**The problem:**
Repeat every record exactly, but keep images out of the copy.

* Begin *

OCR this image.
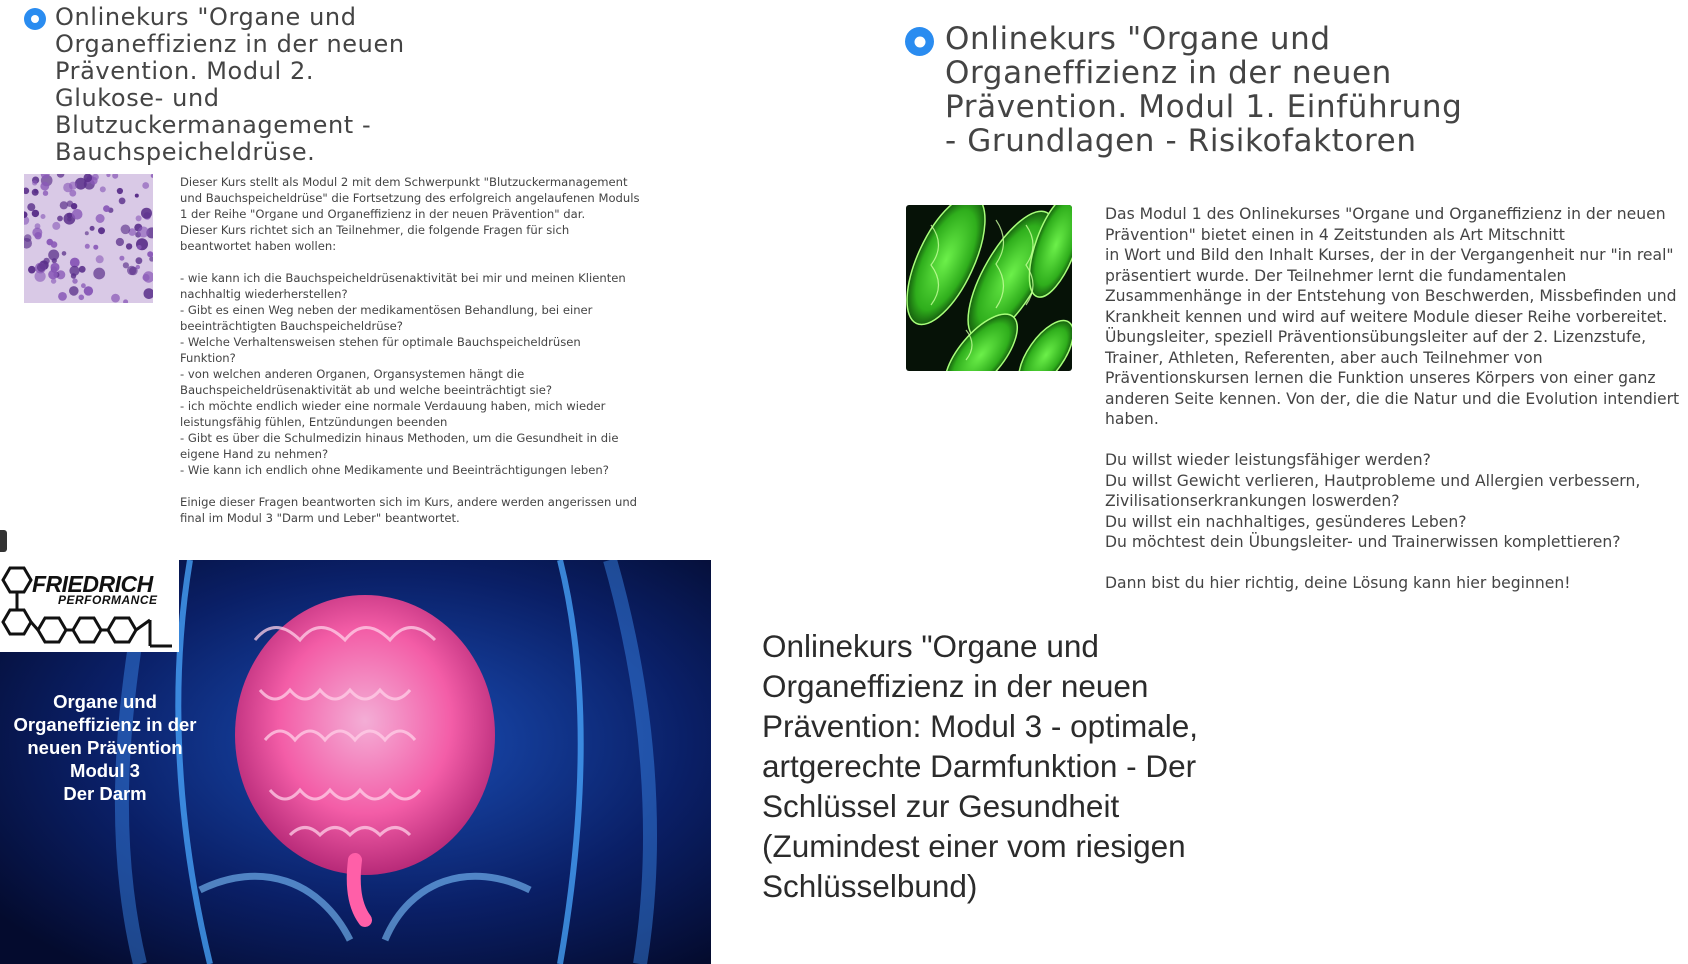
Onlinekurs "Organe und Organeffizienz in der neuen Prävention. Modul 2. Glukose- und Blutzuckermanagement - Bauchspeicheldrüse.

Dieser Kurs stellt als Modul 2 mit dem Schwerpunkt "Blutzuckermanagement und Bauchspeicheldrüse" die Fortsetzung des erfolgreich angelaufenen Moduls 1 der Reihe "Organe und Organeffizienz in der neuen Prävention" dar.
Dieser Kurs richtet sich an Teilnehmer, die folgende Fragen für sich beantwortet haben wollen:

- wie kann ich die Bauchspeicheldrüsenaktivität bei mir und meinen Klienten nachhaltig wiederherstellen?
- Gibt es einen Weg neben der medikamentösen Behandlung, bei einer beeinträchtigten Bauchspeicheldrüse?
- Welche Verhaltensweisen stehen für optimale Bauchspeicheldrüsen Funktion?
- von welchen anderen Organen, Organsystemen hängt die Bauchspeicheldrüsenaktivität ab und welche beeinträchtigt sie?
- ich möchte endlich wieder eine normale Verdauung haben, mich wieder leistungsfähig fühlen, Entzündungen beenden
- Gibt es über die Schulmedizin hinaus Methoden, um die Gesundheit in die eigene Hand zu nehmen?
- Wie kann ich endlich ohne Medikamente und Beeinträchtigungen leben?

Einige dieser Fragen beantworten sich im Kurs, andere werden angerissen und final im Modul 3 "Darm und Leber" beantwortet.

Onlinekurs "Organe und Organeffizienz in der neuen Prävention. Modul 1. Einführung - Grundlagen - Risikofaktoren

Das Modul 1 des Onlinekurses "Organe und Organeffizienz in der neuen Prävention" bietet einen in 4 Zeitstunden als Art Mitschnitt
in Wort und Bild den Inhalt Kurses, der in der Vergangenheit nur "in real" präsentiert wurde. Der Teilnehmer lernt die fundamentalen Zusammenhänge in der Entstehung von Beschwerden, Missbefinden und Krankheit kennen und wird auf weitere Module dieser Reihe vorbereitet.
Übungsleiter, speziell Präventionsübungsleiter auf der 2. Lizenzstufe, Trainer, Athleten, Referenten, aber auch Teilnehmer von Präventionskursen lernen die Funktion unseres Körpers von einer ganz anderen Seite kennen. Von der, die die Natur und die Evolution intendiert haben.

Du willst wieder leistungsfähiger werden?
Du willst Gewicht verlieren, Hautprobleme und Allergien verbessern, Zivilisationserkrankungen loswerden?
Du willst ein nachhaltiges, gesünderes Leben?
Du möchtest dein Übungsleiter- und Trainerwissen komplettieren?

Dann bist du hier richtig, deine Lösung kann hier beginnen!

FRIEDRICH
PERFORMANCE

Organe und
Organeffizienz in der
neuen Prävention
Modul 3
Der Darm

Onlinekurs "Organe und Organeffizienz in der neuen Prävention: Modul 3 - optimale, artgerechte Darmfunktion - Der Schlüssel zur Gesundheit (Zumindest einer vom riesigen Schlüsselbund)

* End *

**Result:**
OCR this image.
Onlinekurs "Organe und Organeffizienz in der neuen Prävention. Modul 2. Glukose- und Blutzuckermanagement - Bauchspeicheldrüse.

Dieser Kurs stellt als Modul 2 mit dem Schwerpunkt "Blutzuckermanagement und Bauchspeicheldrüse" die Fortsetzung des erfolgreich angelaufenen Moduls 1 der Reihe "Organe und Organeffizienz in der neuen Prävention" dar.
Dieser Kurs richtet sich an Teilnehmer, die folgende Fragen für sich beantwortet haben wollen:

- wie kann ich die Bauchspeicheldrüsenaktivität bei mir und meinen Klienten nachhaltig wiederherstellen?
- Gibt es einen Weg neben der medikamentösen Behandlung, bei einer beeinträchtigten Bauchspeicheldrüse?
- Welche Verhaltensweisen stehen für optimale Bauchspeicheldrüsen Funktion?
- von welchen anderen Organen, Organsystemen hängt die Bauchspeicheldrüsenaktivität ab und welche beeinträchtigt sie?
- ich möchte endlich wieder eine normale Verdauung haben, mich wieder leistungsfähig fühlen, Entzündungen beenden
- Gibt es über die Schulmedizin hinaus Methoden, um die Gesundheit in die eigene Hand zu nehmen?
- Wie kann ich endlich ohne Medikamente und Beeinträchtigungen leben?

Einige dieser Fragen beantworten sich im Kurs, andere werden angerissen und final im Modul 3 "Darm und Leber" beantwortet.

Onlinekurs "Organe und Organeffizienz in der neuen Prävention. Modul 1. Einführung - Grundlagen - Risikofaktoren

Das Modul 1 des Onlinekurses "Organe und Organeffizienz in der neuen Prävention" bietet einen in 4 Zeitstunden als Art Mitschnitt
in Wort und Bild den Inhalt Kurses, der in der Vergangenheit nur "in real" präsentiert wurde. Der Teilnehmer lernt die fundamentalen Zusammenhänge in der Entstehung von Beschwerden, Missbefinden und Krankheit kennen und wird auf weitere Module dieser Reihe vorbereitet.
Übungsleiter, speziell Präventionsübungsleiter auf der 2. Lizenzstufe, Trainer, Athleten, Referenten, aber auch Teilnehmer von Präventionskursen lernen die Funktion unseres Körpers von einer ganz anderen Seite kennen. Von der, die die Natur und die Evolution intendiert haben.

Du willst wieder leistungsfähiger werden?
Du willst Gewicht verlieren, Hautprobleme und Allergien verbessern, Zivilisationserkrankungen loswerden?
Du willst ein nachhaltiges, gesünderes Leben?
Du möchtest dein Übungsleiter- und Trainerwissen komplettieren?

Dann bist du hier richtig, deine Lösung kann hier beginnen!

FRIEDRICH
PERFORMANCE

Organe und
Organeffizienz in der
neuen Prävention
Modul 3
Der Darm

Onlinekurs "Organe und Organeffizienz in der neuen Prävention: Modul 3 - optimale, artgerechte Darmfunktion - Der Schlüssel zur Gesundheit (Zumindest einer vom riesigen Schlüsselbund)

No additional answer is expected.